▶ Page extract:
****

At IETF 72 in Dublin I gave a demonstration of DNS spoofing based on the attack on DNS described by Dan Kaminsky. I was able to successfully inject a fake DNS record in to the cache of a name server with a fixed port in a few seconds and sometimes in well under a second.
Bert Hubert published a description of the math behind this attack on namedroppers and I have been playing with the spoofer to see how close I can get the experiment and theory.
I ran my spoofer on a network consisting of three machines linked by a cheap gigabit switch. The attacker was on a Mac Pro, the target nameserver was on a Mac Book Pro and the authoritative server, that the attacker was pretending to be, was on a old FreeBSD box (100Mb). I used DUMMYNET to simulate a longer link to the authoritative server (delay = 30ms).
I ran the spoofer 1000 times and plotted a histogram of the frequency of success against time.
The pink bar shows the median of all the times recorded. If I recall my A level maths correctly, this should coincide with the 50% chance of success predicted by the math.
The math presented by Bert Hubert considers the expansion of the binomial
Ps = probability of success on a single attempt
Pf = probability of failure on a single attempt
( Ps + Pf )^n = 1
Expanding this and remembering that the sum of all the terms containing success = (1- the term for always failing) leads to the probability of combined success
Pcs(n) = 1 – (1 – Ps)^(n)
We know that n = T/W so we get
Pcs(t) = 1 – (1 – Ps)^(t/W)
Bert Hubert tells us that Ps = (D*R*W)/(N*P*I) where
I: Number distinct IDs available (maximum 65536)
P: Number of ports used (maximum around 64000 as ports under 1024
are not always available, but often 1)
N: Number of authoritative nameservers for a domain (averages
around 2.5)
R: Number of packets sent per second by the attacker
W: Window of opportunity, in seconds. Bounded by the response
time of the authoritative servers (often 0.1s)

****

▶ Records:

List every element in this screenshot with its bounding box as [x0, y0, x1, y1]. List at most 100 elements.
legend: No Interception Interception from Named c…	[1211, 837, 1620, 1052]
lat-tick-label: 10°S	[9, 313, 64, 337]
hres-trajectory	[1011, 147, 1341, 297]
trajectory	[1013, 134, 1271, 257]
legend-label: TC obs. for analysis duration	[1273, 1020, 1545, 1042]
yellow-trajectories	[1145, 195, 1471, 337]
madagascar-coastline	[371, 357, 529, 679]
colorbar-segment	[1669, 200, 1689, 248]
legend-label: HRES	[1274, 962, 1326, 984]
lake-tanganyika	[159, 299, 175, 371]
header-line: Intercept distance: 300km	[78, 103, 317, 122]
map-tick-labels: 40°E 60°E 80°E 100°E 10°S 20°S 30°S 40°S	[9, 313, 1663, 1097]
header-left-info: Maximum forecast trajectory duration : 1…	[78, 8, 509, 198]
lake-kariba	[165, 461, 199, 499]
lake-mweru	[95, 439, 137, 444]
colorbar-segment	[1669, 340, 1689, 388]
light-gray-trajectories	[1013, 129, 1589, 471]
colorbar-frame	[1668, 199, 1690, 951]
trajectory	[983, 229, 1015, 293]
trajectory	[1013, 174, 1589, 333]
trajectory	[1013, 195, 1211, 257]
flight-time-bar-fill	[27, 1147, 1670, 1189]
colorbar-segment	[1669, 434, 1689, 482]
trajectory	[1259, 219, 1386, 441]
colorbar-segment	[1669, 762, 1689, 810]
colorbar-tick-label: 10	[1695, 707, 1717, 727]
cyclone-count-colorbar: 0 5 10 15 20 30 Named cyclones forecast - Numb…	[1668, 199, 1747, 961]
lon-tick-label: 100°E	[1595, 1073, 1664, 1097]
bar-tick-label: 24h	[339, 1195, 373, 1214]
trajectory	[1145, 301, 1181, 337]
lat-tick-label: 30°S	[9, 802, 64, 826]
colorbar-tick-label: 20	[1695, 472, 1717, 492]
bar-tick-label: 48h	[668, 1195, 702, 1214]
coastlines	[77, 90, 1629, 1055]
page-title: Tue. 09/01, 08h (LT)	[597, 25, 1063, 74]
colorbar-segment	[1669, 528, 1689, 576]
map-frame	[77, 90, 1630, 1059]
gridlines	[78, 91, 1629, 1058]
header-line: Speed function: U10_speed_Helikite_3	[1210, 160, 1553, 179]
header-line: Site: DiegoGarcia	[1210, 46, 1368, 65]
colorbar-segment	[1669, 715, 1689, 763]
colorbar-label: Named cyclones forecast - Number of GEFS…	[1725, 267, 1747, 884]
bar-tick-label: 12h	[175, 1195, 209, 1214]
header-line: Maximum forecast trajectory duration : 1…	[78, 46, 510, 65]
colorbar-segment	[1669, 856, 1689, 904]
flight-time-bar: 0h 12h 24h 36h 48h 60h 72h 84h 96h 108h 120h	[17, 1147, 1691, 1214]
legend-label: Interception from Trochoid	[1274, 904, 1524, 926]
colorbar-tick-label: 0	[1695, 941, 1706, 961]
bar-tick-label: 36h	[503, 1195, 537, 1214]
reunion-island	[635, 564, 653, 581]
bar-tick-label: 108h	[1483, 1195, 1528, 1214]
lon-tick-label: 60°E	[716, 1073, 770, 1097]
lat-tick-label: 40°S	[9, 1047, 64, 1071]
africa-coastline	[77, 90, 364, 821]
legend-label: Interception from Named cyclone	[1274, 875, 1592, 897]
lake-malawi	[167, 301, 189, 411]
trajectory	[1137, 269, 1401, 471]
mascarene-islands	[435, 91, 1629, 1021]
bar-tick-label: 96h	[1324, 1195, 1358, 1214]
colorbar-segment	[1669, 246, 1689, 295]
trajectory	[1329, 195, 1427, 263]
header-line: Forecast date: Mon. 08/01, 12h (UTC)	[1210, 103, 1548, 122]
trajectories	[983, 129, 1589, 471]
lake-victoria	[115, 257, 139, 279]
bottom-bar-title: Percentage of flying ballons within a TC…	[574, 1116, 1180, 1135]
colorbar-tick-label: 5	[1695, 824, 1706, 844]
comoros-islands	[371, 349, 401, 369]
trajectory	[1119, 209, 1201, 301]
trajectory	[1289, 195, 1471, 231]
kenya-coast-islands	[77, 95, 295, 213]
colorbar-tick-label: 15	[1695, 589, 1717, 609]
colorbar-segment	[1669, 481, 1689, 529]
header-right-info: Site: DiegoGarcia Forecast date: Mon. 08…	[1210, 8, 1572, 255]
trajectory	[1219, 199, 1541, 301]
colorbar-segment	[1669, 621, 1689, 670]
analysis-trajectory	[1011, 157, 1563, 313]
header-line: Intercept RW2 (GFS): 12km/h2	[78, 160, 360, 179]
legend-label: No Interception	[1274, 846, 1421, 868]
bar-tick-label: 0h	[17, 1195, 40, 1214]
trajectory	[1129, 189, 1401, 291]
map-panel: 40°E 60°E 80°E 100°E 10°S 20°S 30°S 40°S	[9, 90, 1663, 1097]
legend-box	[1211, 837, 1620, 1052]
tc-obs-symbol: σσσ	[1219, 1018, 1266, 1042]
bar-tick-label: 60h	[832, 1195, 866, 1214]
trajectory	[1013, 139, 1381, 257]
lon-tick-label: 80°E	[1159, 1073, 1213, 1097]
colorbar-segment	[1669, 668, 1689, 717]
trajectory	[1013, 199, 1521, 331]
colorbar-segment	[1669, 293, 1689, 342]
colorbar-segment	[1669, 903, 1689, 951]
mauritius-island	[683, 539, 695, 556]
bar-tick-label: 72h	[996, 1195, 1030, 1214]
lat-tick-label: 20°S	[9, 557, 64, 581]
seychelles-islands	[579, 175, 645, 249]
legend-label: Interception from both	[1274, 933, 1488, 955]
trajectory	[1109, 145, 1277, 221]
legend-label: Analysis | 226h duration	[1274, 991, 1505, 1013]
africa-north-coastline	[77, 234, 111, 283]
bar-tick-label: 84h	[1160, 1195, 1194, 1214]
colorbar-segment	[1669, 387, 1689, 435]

****

▶ Required actions:
• 1. Say whether each statement agrees with the DNS spoofing write-up, and support each yes or no with the deciding words of the write-up, quoted exactly.
(a) The spoofer was run 1000 times.
(b) The authoritative server ran on a Mac Pro.
(c) DUMMYNET was set to simulate a delay of 30ms.
• 2. Continue the DNS spoofing write-up from the point where it stops.
The rows above are material separate from the DNS spoofing write-up.

▶ Answer list:
• 1.
(a) Yes: "I ran the spoofer 1000 times"
(b) No: "the authoritative server, that the attacker was pretending to be, was on a old FreeBSD box (100Mb)"
(c) Yes: "delay = 30ms"

• 2.
D: Average number of identical outstanding queries of a resolver
(typically 1, see Section 5)
I used the following values
I=65535
R=36000 – From looking at the traffic I was sending
W=0.030 – From the settings I gave DUMMYNET
N=1.0 (I fixed this)
P=1 (I fixed this)
D=1
Plotting this on the same graph as the histogram gives:
The blue circles are the predicted probability of combined success (Their y axis runs from 0 to 1 and is not shown). As you can see the predicted 50% chance (black cross lines) occurs slightly before the median but it is fairly close.
In order to improve things I added an extra term to the equation to account for the time that the window is closed (This is due to the spoofer taking a bit of time to notice that it has been unsuccessful and to try again). So:
n = T/(W+Wc)
Ps = (D*R*W))/(N*P*I)
where Wc is measured to be about 0.003 seconds. The graph now looks like
That seems like good agreement to me. The median in this case is 1386ms.
BTW: The graphs were plotted using R. This is the code I used
#Plot a histogram of frequency of success against time mydata <- read.table("/tmp/speed-test-30ms",header=TRUE) #Plot both on a single graph h <- hist(mydata$time,breaks=100,plot=FALSE) plot(h,freq=FALSE, xlim=range(h$mids),ylim=range(h$density), sub="Histogram showing time to success of real spoofer (pink line shows median)", main="DNS Spoofer Performance", ylab="Density", xlab="Time/ms") abline(v=median(mydata$time),col=70) #Plot Bert Hubert's math D=1.0 R=36000.0 W=0.030 Wc=0.003 N=1.0 P=1 I=65535 Ps <- ((D*R*W)/(N*P*I)) Pcs <- function(t){1 - (1 - Ps)**((t/1000)/(W+Wc))} par(new=TRUE) nx <- sample(h$mids) y=Pcs(nx) #Scale plot to same as histogram my=max(y) ny=y*max(h$density)/my plot(nx,ny, xlim=range(h$mids),ylim=range(h$density),col="blue", ann=FALSE) #Calculate time for 0.5 chance time5 = 1000*(W+Wc)*(log10(0.5)/log10(1 - Ps)) abline(v=time5) abline(h=0.5*max(h$density)/my)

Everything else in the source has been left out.